Labeled box listing

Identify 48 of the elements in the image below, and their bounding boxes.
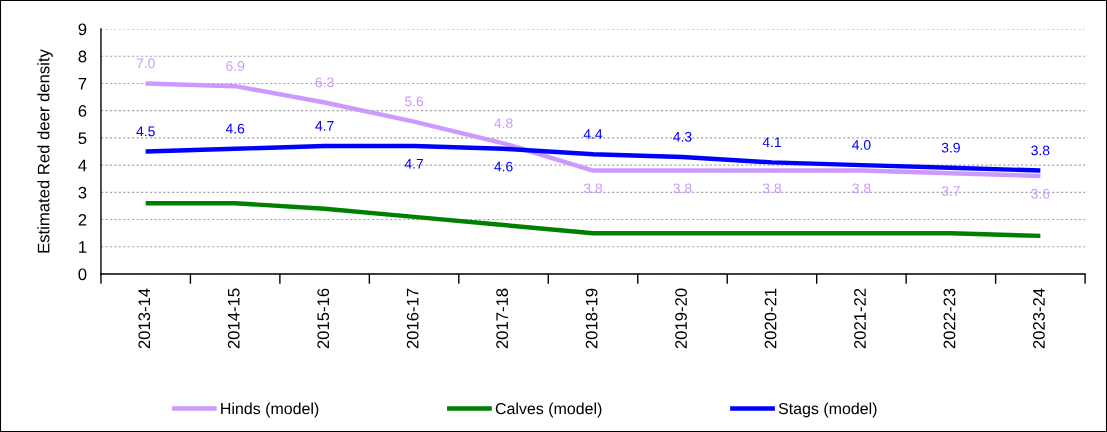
x-tick-label: 2016-17 bbox=[406, 288, 419, 349]
legend-label: Calves (model) bbox=[495, 402, 602, 418]
x-tick-label: 2019-20 bbox=[675, 288, 687, 349]
data-label: 4.4 bbox=[583, 129, 603, 139]
y-tick-label: 0 bbox=[78, 268, 87, 281]
data-label: 3.6 bbox=[1031, 188, 1050, 199]
data-label: 3.8 bbox=[673, 183, 692, 194]
x-tick-label: 2023-24 bbox=[1033, 288, 1045, 349]
x-tick-label: 2021-22 bbox=[854, 288, 866, 349]
data-label: 5.6 bbox=[404, 96, 424, 107]
y-tick-label: 1 bbox=[79, 241, 87, 253]
x-tick-label: 2014-15 bbox=[227, 288, 240, 349]
data-label: 3.8 bbox=[1031, 145, 1050, 156]
data-label: 7.0 bbox=[136, 58, 155, 69]
data-label: 4.3 bbox=[673, 131, 692, 142]
line-series bbox=[143, 201, 1043, 239]
data-label: 3.8 bbox=[583, 183, 603, 194]
x-tick-label: 2015-16 bbox=[317, 288, 330, 349]
data-label: 4.6 bbox=[494, 161, 513, 172]
x-tick-label: 2018-19 bbox=[585, 288, 598, 349]
data-label: 3.8 bbox=[852, 183, 871, 194]
legend-label: Hinds (model) bbox=[221, 402, 319, 418]
y-tick-label: 8 bbox=[78, 50, 87, 63]
data-label: 4.6 bbox=[225, 123, 245, 134]
data-label: 4.8 bbox=[494, 118, 513, 129]
y-tick-label: 4 bbox=[78, 159, 87, 172]
x-tick-label: 2022-23 bbox=[943, 288, 956, 349]
y-tick-label: 2 bbox=[78, 213, 87, 226]
data-label: 4.7 bbox=[315, 121, 334, 131]
y-tick-label: 9 bbox=[78, 23, 87, 36]
x-tick-label: 2013-14 bbox=[138, 288, 151, 349]
y-tick-label: 7 bbox=[78, 78, 87, 90]
data-label: 4.0 bbox=[852, 140, 871, 150]
data-label: 3.8 bbox=[762, 183, 781, 194]
data-label: 3.9 bbox=[941, 142, 960, 153]
data-label: 6.9 bbox=[226, 61, 245, 71]
data-label: 4.5 bbox=[136, 126, 155, 137]
data-label: 3.7 bbox=[941, 186, 960, 196]
legend-label: Stags (model) bbox=[778, 402, 877, 418]
x-tick-label: 2020-21 bbox=[764, 288, 777, 349]
y-tick-label: 6 bbox=[78, 105, 87, 117]
x-tick-label: 2017-18 bbox=[496, 288, 509, 349]
y-tick-label: 3 bbox=[78, 186, 87, 199]
data-label: 4.1 bbox=[762, 137, 781, 148]
y-tick-label: 5 bbox=[78, 132, 87, 145]
data-label: 6.3 bbox=[315, 77, 334, 88]
y-axis-title: Estimated Red deer density bbox=[37, 49, 53, 253]
data-label: 4.7 bbox=[404, 159, 424, 169]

Task prompt =
Recast every line of the listing above as a numbered list, omitting any blank lines. Leave the pictures out of your answer.

Expected answer =
1. Identify 48 of the elements in the image below, and their bounding boxes.
2. x-tick-label: 2016-17 bbox=[406, 288, 419, 349]
3. legend-label: Calves (model) bbox=[495, 402, 602, 418]
4. x-tick-label: 2019-20 bbox=[675, 288, 687, 349]
5. data-label: 4.4 bbox=[583, 129, 603, 139]
6. y-tick-label: 0 bbox=[78, 268, 87, 281]
7. data-label: 3.6 bbox=[1031, 188, 1050, 199]
8. data-label: 3.8 bbox=[673, 183, 692, 194]
9. x-tick-label: 2023-24 bbox=[1033, 288, 1045, 349]
10. x-tick-label: 2021-22 bbox=[854, 288, 866, 349]
11. data-label: 5.6 bbox=[404, 96, 424, 107]
12. y-tick-label: 1 bbox=[79, 241, 87, 253]
13. x-tick-label: 2014-15 bbox=[227, 288, 240, 349]
14. data-label: 3.8 bbox=[1031, 145, 1050, 156]
15. data-label: 7.0 bbox=[136, 58, 155, 69]
16. data-label: 4.3 bbox=[673, 131, 692, 142]
17. line-series bbox=[143, 201, 1043, 239]
18. data-label: 3.8 bbox=[583, 183, 603, 194]
19. x-tick-label: 2015-16 bbox=[317, 288, 330, 349]
20. data-label: 4.6 bbox=[494, 161, 513, 172]
21. x-tick-label: 2018-19 bbox=[585, 288, 598, 349]
22. data-label: 3.8 bbox=[852, 183, 871, 194]
23. legend-label: Hinds (model) bbox=[221, 402, 319, 418]
24. y-tick-label: 8 bbox=[78, 50, 87, 63]
25. data-label: 4.6 bbox=[225, 123, 245, 134]
26. data-label: 4.8 bbox=[494, 118, 513, 129]
27. y-tick-label: 4 bbox=[78, 159, 87, 172]
28. x-tick-label: 2022-23 bbox=[943, 288, 956, 349]
29. y-tick-label: 2 bbox=[78, 213, 87, 226]
30. data-label: 4.7 bbox=[315, 121, 334, 131]
31. y-tick-label: 9 bbox=[78, 23, 87, 36]
32. x-tick-label: 2013-14 bbox=[138, 288, 151, 349]
33. y-tick-label: 7 bbox=[78, 78, 87, 90]
34. data-label: 4.0 bbox=[852, 140, 871, 150]
35. data-label: 3.8 bbox=[762, 183, 781, 194]
36. data-label: 3.9 bbox=[941, 142, 960, 153]
37. data-label: 6.9 bbox=[226, 61, 245, 71]
38. data-label: 4.5 bbox=[136, 126, 155, 137]
39. data-label: 3.7 bbox=[941, 186, 960, 196]
40. legend-label: Stags (model) bbox=[778, 402, 877, 418]
41. x-tick-label: 2020-21 bbox=[764, 288, 777, 349]
42. y-tick-label: 6 bbox=[78, 105, 87, 117]
43. x-tick-label: 2017-18 bbox=[496, 288, 509, 349]
44. y-tick-label: 3 bbox=[78, 186, 87, 199]
45. data-label: 4.1 bbox=[762, 137, 781, 148]
46. y-tick-label: 5 bbox=[78, 132, 87, 145]
47. data-label: 6.3 bbox=[315, 77, 334, 88]
48. y-axis-title: Estimated Red deer density bbox=[37, 49, 53, 253]
49. data-label: 4.7 bbox=[404, 159, 424, 169]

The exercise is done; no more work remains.